**Your objective:** Return the number of lines in which the word "inkt" appears; add nothing else.

**Records shown:**
▶
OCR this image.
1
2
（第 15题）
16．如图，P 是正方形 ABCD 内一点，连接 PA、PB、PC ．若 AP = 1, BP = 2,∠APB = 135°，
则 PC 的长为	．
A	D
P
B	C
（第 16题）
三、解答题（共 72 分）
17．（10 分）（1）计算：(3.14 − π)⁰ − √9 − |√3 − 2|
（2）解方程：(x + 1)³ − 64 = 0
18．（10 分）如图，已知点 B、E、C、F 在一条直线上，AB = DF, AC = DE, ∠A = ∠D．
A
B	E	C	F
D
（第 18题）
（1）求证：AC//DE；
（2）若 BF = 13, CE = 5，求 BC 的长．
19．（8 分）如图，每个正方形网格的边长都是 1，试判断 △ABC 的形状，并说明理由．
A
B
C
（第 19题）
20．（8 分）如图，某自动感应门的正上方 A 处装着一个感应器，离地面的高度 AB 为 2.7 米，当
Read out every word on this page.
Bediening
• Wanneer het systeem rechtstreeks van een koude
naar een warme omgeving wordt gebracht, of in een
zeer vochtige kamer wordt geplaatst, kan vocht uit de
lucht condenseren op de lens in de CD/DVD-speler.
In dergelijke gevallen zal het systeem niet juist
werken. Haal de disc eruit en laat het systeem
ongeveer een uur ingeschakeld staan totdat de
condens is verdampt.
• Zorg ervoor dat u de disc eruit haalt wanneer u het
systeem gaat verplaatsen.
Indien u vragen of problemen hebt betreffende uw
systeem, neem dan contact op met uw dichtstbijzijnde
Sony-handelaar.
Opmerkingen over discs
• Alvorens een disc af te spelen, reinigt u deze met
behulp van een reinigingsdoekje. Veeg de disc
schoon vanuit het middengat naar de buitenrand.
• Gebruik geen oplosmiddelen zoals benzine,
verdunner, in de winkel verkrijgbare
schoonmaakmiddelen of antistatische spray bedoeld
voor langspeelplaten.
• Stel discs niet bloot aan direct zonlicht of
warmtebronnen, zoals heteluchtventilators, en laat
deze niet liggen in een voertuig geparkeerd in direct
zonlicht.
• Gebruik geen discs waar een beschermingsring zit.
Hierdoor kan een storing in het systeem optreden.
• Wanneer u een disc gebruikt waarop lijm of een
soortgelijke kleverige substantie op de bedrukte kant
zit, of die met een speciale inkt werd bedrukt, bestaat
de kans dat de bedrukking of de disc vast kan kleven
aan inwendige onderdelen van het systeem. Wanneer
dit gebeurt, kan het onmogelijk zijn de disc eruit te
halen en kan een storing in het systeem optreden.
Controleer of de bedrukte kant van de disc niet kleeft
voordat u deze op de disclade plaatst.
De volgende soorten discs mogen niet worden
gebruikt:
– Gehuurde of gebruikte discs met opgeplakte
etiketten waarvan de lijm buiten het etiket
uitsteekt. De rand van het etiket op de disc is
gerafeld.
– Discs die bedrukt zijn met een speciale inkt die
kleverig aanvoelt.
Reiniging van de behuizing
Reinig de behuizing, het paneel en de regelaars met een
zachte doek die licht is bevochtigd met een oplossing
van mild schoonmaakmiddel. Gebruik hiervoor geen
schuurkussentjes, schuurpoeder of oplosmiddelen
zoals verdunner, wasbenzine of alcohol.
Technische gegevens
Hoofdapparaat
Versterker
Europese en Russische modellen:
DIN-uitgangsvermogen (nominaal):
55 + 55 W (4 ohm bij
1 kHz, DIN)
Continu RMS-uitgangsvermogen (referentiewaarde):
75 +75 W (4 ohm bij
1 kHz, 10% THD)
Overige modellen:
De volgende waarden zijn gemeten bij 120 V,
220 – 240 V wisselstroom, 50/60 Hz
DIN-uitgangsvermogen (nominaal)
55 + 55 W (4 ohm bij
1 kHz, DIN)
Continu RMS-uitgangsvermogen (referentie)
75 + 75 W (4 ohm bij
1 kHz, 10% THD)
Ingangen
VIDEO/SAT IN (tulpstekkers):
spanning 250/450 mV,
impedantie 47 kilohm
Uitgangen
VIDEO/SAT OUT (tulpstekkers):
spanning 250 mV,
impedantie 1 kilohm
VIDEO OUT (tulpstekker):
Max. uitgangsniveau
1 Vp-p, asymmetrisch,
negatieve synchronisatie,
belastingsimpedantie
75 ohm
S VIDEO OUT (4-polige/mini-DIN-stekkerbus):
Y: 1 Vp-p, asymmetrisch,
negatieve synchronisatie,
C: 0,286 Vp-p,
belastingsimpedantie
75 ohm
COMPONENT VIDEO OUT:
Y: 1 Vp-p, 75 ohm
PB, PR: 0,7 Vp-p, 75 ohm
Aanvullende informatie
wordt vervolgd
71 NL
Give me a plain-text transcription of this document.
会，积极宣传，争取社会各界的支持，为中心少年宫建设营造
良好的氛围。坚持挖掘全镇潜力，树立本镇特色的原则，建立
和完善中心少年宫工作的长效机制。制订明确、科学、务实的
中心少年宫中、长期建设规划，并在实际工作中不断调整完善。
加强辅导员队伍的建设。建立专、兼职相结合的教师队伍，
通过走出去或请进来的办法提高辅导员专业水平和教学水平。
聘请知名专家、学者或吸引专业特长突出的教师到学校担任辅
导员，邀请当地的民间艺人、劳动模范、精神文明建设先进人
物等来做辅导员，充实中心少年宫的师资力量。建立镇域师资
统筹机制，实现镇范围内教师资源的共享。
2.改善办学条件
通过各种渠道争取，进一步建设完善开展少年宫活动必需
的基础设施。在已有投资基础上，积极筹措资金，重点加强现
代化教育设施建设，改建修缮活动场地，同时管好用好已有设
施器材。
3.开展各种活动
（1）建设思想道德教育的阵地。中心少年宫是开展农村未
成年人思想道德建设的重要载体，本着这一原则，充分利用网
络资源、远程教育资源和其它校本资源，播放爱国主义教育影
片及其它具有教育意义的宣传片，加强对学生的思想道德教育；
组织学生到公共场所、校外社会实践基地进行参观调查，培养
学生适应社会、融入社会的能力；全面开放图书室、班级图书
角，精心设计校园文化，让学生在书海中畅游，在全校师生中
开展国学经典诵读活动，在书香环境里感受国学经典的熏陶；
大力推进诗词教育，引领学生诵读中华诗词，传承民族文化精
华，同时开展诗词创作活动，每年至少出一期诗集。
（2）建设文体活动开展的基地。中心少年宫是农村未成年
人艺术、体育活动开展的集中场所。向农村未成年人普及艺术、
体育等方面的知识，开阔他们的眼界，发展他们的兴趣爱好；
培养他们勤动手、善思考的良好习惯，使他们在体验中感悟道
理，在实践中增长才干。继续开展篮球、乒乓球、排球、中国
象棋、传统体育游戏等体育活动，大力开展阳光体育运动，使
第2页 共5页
◀
**Solution for this problem:** 2